Data items:
start

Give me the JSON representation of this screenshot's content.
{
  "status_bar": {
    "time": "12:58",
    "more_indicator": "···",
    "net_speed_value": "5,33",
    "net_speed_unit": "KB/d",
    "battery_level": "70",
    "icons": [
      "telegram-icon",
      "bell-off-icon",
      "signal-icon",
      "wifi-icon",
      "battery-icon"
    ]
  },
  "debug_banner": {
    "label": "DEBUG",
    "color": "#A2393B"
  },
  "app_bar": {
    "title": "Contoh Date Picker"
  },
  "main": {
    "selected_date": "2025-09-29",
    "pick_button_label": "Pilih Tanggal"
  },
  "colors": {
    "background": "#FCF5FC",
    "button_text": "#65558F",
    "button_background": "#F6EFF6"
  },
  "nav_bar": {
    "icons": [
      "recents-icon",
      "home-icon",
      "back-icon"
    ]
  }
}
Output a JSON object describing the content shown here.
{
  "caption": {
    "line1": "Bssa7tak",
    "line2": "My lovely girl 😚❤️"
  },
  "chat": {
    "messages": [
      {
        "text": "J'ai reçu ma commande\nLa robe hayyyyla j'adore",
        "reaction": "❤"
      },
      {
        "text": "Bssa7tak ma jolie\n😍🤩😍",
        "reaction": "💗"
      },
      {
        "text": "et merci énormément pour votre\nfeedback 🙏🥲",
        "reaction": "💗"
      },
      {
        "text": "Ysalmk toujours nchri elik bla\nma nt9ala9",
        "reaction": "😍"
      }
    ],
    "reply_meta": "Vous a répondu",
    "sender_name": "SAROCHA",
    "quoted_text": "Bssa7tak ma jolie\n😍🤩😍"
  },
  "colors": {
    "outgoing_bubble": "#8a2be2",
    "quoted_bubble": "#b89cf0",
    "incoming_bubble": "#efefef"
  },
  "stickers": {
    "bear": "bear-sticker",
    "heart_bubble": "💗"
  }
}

end

Directive:
Reproduce every record above exactly as it appears.

Full response:
Give me the JSON representation of this screenshot's content.
{
  "status_bar": {
    "time": "12:58",
    "more_indicator": "···",
    "net_speed_value": "5,33",
    "net_speed_unit": "KB/d",
    "battery_level": "70",
    "icons": [
      "telegram-icon",
      "bell-off-icon",
      "signal-icon",
      "wifi-icon",
      "battery-icon"
    ]
  },
  "debug_banner": {
    "label": "DEBUG",
    "color": "#A2393B"
  },
  "app_bar": {
    "title": "Contoh Date Picker"
  },
  "main": {
    "selected_date": "2025-09-29",
    "pick_button_label": "Pilih Tanggal"
  },
  "colors": {
    "background": "#FCF5FC",
    "button_text": "#65558F",
    "button_background": "#F6EFF6"
  },
  "nav_bar": {
    "icons": [
      "recents-icon",
      "home-icon",
      "back-icon"
    ]
  }
}
Output a JSON object describing the content shown here.
{
  "caption": {
    "line1": "Bssa7tak",
    "line2": "My lovely girl 😚❤️"
  },
  "chat": {
    "messages": [
      {
        "text": "J'ai reçu ma commande\nLa robe hayyyyla j'adore",
        "reaction": "❤"
      },
      {
        "text": "Bssa7tak ma jolie\n😍🤩😍",
        "reaction": "💗"
      },
      {
        "text": "et merci énormément pour votre\nfeedback 🙏🥲",
        "reaction": "💗"
      },
      {
        "text": "Ysalmk toujours nchri elik bla\nma nt9ala9",
        "reaction": "😍"
      }
    ],
    "reply_meta": "Vous a répondu",
    "sender_name": "SAROCHA",
    "quoted_text": "Bssa7tak ma jolie\n😍🤩😍"
  },
  "colors": {
    "outgoing_bubble": "#8a2be2",
    "quoted_bubble": "#b89cf0",
    "incoming_bubble": "#efefef"
  },
  "stickers": {
    "bear": "bear-sticker",
    "heart_bubble": "💗"
  }
}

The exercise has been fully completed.